■ Stored records ■
□ □ □ □ □

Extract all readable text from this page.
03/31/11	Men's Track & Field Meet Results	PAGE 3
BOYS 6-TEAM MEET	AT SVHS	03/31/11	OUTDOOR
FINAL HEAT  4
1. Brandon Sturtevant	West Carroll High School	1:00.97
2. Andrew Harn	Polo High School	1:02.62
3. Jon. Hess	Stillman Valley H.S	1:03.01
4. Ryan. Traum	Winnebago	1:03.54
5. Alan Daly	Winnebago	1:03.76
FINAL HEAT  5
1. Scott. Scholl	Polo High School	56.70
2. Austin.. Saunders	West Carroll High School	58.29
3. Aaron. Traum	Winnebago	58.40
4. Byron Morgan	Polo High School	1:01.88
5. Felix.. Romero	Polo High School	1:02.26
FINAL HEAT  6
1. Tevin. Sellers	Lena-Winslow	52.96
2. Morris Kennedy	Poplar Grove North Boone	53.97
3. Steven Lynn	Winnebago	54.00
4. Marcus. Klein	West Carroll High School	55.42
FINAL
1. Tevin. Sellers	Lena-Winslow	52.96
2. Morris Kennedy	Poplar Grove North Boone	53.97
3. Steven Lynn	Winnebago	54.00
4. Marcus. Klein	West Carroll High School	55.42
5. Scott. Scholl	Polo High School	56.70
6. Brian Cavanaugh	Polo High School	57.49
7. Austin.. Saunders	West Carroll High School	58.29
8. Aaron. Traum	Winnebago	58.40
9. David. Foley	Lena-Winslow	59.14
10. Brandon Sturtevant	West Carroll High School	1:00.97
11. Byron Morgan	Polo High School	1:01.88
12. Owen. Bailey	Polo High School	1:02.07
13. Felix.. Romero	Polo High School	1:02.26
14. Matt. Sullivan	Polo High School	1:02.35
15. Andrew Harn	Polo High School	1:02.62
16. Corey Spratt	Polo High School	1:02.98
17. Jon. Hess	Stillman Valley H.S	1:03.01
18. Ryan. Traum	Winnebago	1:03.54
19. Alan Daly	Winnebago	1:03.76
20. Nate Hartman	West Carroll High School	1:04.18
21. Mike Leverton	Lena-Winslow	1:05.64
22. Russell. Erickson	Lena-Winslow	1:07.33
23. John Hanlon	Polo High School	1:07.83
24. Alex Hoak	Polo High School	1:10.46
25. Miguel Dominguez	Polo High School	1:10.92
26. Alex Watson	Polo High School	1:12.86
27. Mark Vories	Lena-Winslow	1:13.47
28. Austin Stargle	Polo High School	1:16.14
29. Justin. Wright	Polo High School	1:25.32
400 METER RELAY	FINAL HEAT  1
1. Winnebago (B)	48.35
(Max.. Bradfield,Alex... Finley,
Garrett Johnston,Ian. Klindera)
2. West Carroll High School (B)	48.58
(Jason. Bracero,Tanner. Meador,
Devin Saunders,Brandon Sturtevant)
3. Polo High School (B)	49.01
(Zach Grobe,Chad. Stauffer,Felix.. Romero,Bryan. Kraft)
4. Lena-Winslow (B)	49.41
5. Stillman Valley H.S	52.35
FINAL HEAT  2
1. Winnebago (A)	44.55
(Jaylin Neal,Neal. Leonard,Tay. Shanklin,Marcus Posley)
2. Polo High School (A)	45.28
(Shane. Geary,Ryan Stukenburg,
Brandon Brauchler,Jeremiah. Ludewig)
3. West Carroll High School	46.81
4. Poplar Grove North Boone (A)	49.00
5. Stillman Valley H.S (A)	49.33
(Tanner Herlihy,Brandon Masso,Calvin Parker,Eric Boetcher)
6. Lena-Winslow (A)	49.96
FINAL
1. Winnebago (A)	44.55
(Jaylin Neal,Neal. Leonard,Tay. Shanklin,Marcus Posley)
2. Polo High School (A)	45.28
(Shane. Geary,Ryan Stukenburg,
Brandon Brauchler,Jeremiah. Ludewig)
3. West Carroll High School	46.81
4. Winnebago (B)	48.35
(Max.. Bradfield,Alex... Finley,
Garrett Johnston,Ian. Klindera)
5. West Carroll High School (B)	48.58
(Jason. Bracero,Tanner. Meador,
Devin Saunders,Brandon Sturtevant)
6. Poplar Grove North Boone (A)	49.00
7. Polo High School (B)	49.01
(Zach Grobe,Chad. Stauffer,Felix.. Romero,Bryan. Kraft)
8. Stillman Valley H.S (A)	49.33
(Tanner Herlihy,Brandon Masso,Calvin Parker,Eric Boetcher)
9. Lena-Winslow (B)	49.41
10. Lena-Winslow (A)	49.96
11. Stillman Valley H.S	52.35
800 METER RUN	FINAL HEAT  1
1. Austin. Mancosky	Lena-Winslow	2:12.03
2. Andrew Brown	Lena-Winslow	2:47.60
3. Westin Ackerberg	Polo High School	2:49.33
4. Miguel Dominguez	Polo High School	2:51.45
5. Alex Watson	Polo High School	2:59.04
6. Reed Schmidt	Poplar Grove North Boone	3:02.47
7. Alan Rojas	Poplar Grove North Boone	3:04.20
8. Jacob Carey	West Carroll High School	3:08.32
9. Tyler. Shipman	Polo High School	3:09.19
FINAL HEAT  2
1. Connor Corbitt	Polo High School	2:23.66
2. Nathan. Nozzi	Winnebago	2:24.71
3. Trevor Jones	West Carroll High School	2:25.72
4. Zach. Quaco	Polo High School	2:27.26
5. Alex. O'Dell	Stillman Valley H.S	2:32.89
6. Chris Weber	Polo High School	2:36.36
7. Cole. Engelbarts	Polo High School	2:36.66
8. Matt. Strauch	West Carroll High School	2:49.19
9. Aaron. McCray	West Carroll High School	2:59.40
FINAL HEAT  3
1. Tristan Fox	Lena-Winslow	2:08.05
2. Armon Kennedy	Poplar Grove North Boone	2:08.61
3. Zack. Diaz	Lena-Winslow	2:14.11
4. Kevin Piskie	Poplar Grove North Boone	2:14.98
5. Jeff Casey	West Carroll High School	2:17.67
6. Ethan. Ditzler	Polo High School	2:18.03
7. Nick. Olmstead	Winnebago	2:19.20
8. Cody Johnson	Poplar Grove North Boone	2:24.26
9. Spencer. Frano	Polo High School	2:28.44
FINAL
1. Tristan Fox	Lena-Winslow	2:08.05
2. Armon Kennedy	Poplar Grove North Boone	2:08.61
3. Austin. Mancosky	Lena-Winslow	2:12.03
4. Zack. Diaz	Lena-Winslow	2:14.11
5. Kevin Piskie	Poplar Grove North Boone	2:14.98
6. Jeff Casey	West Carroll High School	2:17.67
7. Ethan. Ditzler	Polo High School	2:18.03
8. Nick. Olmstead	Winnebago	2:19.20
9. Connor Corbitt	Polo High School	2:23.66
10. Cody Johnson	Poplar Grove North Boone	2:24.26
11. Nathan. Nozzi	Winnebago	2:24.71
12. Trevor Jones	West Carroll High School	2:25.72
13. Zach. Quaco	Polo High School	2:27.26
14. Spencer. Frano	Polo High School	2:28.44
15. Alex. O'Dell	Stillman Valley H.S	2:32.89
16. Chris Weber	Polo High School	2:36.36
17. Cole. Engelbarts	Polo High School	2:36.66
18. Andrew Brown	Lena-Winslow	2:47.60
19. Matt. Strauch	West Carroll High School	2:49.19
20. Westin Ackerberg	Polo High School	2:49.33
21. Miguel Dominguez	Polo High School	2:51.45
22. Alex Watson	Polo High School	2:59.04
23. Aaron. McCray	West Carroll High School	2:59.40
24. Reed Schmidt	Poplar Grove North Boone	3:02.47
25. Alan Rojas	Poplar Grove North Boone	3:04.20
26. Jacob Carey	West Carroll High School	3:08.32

□ □ □ □ □

■ STATED TASK ■
Identify each line in the records above that contains the word "Scholl", and copy it out in full.

■ WRITTEN SOLUTION ■
1. Scott. Scholl	Polo High School	56.70
5. Scott. Scholl	Polo High School	56.70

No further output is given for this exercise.